> [Aim of the task] Using the records below, count the lines with "icon" in them. Give the number only.

(Data excerpts)
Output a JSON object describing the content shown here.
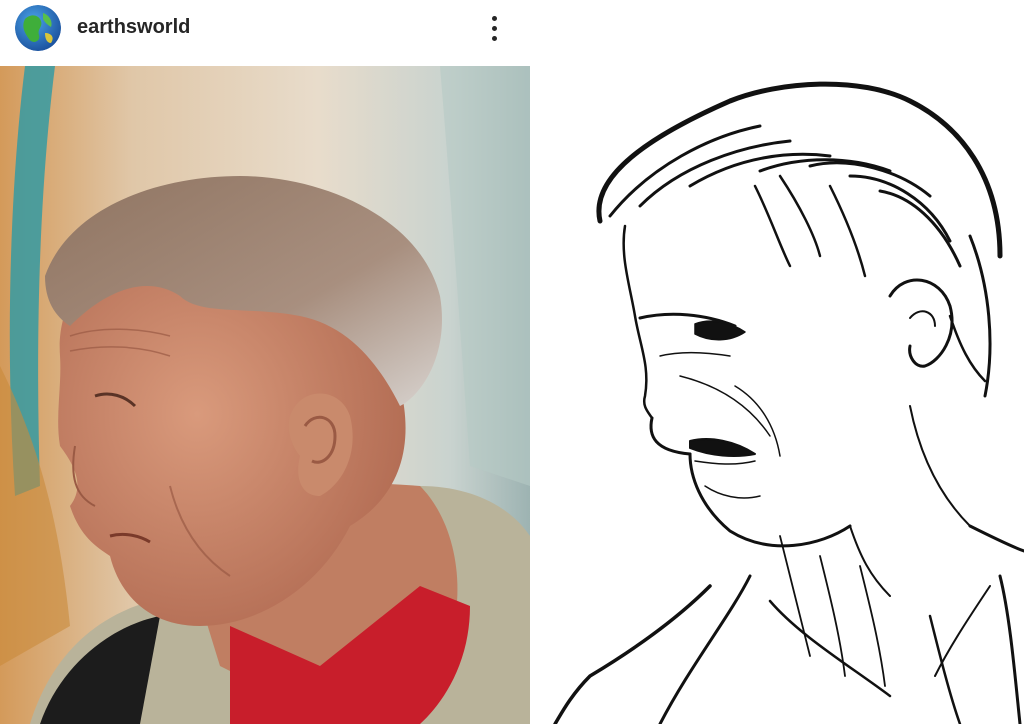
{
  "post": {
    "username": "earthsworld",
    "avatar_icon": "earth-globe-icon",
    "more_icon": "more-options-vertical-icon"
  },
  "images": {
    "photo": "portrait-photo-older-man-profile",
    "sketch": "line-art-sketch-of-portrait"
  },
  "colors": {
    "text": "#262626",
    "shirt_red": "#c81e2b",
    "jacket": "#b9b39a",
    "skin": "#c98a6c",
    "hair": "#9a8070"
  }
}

> [Response] 2